[TASK] Retype everything in the listing, leaving each line exactly as it is.
── DATA FOR THIS EXERCISE ──
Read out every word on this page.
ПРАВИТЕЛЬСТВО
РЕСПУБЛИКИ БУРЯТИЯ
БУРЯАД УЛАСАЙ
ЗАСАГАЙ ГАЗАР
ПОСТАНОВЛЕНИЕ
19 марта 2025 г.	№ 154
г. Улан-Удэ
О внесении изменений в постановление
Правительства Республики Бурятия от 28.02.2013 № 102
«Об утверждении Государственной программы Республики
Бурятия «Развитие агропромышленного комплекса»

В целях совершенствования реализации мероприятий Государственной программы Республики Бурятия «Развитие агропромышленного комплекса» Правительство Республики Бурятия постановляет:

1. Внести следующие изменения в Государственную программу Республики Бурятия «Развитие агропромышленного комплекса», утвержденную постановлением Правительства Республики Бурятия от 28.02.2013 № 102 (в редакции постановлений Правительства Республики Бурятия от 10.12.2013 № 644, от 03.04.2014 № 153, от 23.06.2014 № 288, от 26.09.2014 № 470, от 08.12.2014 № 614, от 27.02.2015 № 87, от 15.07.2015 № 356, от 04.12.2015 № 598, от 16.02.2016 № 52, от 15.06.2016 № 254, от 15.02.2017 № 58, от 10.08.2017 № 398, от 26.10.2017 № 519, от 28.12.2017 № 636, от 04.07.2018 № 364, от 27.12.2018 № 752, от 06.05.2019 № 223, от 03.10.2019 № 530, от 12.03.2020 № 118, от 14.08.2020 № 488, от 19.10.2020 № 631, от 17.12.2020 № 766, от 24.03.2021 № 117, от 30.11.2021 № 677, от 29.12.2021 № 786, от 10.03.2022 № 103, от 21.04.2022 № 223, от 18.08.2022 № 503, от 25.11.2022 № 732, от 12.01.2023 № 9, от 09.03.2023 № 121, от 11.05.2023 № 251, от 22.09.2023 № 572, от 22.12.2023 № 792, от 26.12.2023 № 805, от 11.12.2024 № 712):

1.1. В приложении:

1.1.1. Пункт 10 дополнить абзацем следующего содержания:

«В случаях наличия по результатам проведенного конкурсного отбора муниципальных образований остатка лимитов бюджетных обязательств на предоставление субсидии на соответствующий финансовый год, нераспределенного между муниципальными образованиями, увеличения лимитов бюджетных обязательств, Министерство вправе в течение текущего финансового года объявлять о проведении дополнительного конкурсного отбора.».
───
[RESPONSE TO THIS EXERCISE]
Read out every word on this page.
ПРАВИТЕЛЬСТВО
РЕСПУБЛИКИ БУРЯТИЯ
БУРЯАД УЛАСАЙ
ЗАСАГАЙ ГАЗАР
ПОСТАНОВЛЕНИЕ
19 марта 2025 г.	№ 154
г. Улан-Удэ
О внесении изменений в постановление
Правительства Республики Бурятия от 28.02.2013 № 102
«Об утверждении Государственной программы Республики
Бурятия «Развитие агропромышленного комплекса»

В целях совершенствования реализации мероприятий Государственной программы Республики Бурятия «Развитие агропромышленного комплекса» Правительство Республики Бурятия постановляет:

1. Внести следующие изменения в Государственную программу Республики Бурятия «Развитие агропромышленного комплекса», утвержденную постановлением Правительства Республики Бурятия от 28.02.2013 № 102 (в редакции постановлений Правительства Республики Бурятия от 10.12.2013 № 644, от 03.04.2014 № 153, от 23.06.2014 № 288, от 26.09.2014 № 470, от 08.12.2014 № 614, от 27.02.2015 № 87, от 15.07.2015 № 356, от 04.12.2015 № 598, от 16.02.2016 № 52, от 15.06.2016 № 254, от 15.02.2017 № 58, от 10.08.2017 № 398, от 26.10.2017 № 519, от 28.12.2017 № 636, от 04.07.2018 № 364, от 27.12.2018 № 752, от 06.05.2019 № 223, от 03.10.2019 № 530, от 12.03.2020 № 118, от 14.08.2020 № 488, от 19.10.2020 № 631, от 17.12.2020 № 766, от 24.03.2021 № 117, от 30.11.2021 № 677, от 29.12.2021 № 786, от 10.03.2022 № 103, от 21.04.2022 № 223, от 18.08.2022 № 503, от 25.11.2022 № 732, от 12.01.2023 № 9, от 09.03.2023 № 121, от 11.05.2023 № 251, от 22.09.2023 № 572, от 22.12.2023 № 792, от 26.12.2023 № 805, от 11.12.2024 № 712):

1.1. В приложении:

1.1.1. Пункт 10 дополнить абзацем следующего содержания:

«В случаях наличия по результатам проведенного конкурсного отбора муниципальных образований остатка лимитов бюджетных обязательств на предоставление субсидии на соответствующий финансовый год, нераспределенного между муниципальными образованиями, увеличения лимитов бюджетных обязательств, Министерство вправе в течение текущего финансового года объявлять о проведении дополнительного конкурсного отбора.».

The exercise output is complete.